▶ [Text section]
· · · · · · ·

John Romagna

 

 

 

 

 

 

Not Like a Beethoven Symphony

(For Tim Romagna: 1990 – 2012)

 

Being with Tim was not like listening to a Beethoven Symphony, every note, every phrase exactly where it should be, following the one before it and leading to the next. It was more like a piece by Stravinsky, notes like meteors burning up before you can tell anyone where to look, you wondering how he got such ideas, where the music will go and how it will end.

By the time he was in high school, Tim had learned to keep things to himself, as though he was the only safe place. Yes, there were moments, the time he ran out of his room wanting us to look at a video he found on YouTube, birds pooping on Captain Hook’s head, Peter Pan laughing so hard he collides with a tree trunk.

He had his room, his guitar, notebooks, art work, his art consisting of drawings, some geometric, some realistic, and watercolors. There were school books, though I wondered how much attention he paid to them.

After he died, I read his journals…Tim speaking to himself, and the rest of us, without speaking directly to any one of us, about the New Year’s Eve we took him to London, about other places he would go, about a high school classmate who had become pregnant, about what happens every time a good man dies, convincing me he could have been a writer, he said he wanted to be one, if he had been willing to keep at it, if he could be patient, if he learned to believe in what he found within himself, making that interesting and valuable for others.

· · · · · · ·

▶ [Given entries]
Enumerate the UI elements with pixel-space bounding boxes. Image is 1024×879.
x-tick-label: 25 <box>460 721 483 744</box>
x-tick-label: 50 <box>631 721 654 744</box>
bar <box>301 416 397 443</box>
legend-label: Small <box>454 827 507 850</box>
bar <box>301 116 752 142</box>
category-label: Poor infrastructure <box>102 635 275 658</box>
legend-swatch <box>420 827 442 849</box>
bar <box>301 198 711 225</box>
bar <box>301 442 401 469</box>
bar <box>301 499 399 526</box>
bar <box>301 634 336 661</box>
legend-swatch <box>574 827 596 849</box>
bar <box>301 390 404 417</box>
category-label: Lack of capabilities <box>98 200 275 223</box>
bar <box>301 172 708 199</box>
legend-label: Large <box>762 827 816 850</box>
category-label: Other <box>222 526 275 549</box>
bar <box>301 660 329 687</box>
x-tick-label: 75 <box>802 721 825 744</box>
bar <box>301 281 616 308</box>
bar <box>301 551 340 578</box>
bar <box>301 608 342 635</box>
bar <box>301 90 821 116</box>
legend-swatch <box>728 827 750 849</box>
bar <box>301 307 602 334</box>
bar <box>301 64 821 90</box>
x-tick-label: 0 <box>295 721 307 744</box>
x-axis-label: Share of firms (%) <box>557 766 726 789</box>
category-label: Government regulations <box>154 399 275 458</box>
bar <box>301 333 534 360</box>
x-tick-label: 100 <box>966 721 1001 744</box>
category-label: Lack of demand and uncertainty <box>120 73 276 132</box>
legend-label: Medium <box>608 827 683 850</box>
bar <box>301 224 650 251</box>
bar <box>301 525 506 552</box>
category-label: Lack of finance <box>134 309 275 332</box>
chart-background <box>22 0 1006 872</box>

· · · · · · ·

▶ [Problems and tasks]
[1] In the piece about Tim Romagna, why was being with Tim more like a piece by Stravinsky than a Beethoven symphony? Answer in one to three sentences.
[2] Reproduce everything in the piece about Tim Romagna from "(For Tim Romagna: 1990" down to "it will end.".
[3] Carry on the piece about Tim Romagna, beginning after its final sentence.

▶ [Written answers]
[1] In a Beethoven symphony, every note and phrase sits exactly where it should, following the one before and leading to the next. Being with Tim was different. His notes were like meteors that burned up before anyone could be told where to look, leaving the listener wondering how he got such ideas, where the music would go and how it would end.

[2]
(For Tim Romagna: 1990 – 2012)

 

Being with Tim was not like listening to a Beethoven Symphony, every note, every phrase exactly where it should be, following the one before it and leading to the next. It was more like a piece by Stravinsky, notes like meteors burning up before you can tell anyone where to look, you wondering how he got such ideas, where the music will go and how it will end.

[3]
 At Tim’s memorial service, his friend Derek told a story: He and Tim walked to Derek’s house one afternoon, taking a dirt pathway beside the school baseball field, Tim kicking stones off the pathway, not in anger, just because he could. He said to Derek, “…when you want to talk to something, talk to a rock. It won’t talk back.”

After he finished 9th grade, I found a school I thought he would like. More than that, where I thought he would thrive. A school in northern New Hampshire, about a seven-hour drive from home, with small classes, academics combined with mountain climbing, canoeing, winter hiking and camping, learning survival skills. He applied, maybe wanting to please me, maybe he secretly agreed with me.

The drive to the school gave me an experience that might have been the best three days with my son. For the first two or three hours, we sat in silence, each looking at the road, or he was looking ahead without seeing much, in the passenger seat wearing a headset. I listened to my Beethoven CDs. I have all nine symphonies, and after two, I’m guessing I played the Beatles, and maybe Tim got tired of my music, or tired of not talking, or maybe I needed to be with him in silence for several hours just to pay my dues. He removed his headset and asked, “Dad, have you heard the Ramones?”

“No.”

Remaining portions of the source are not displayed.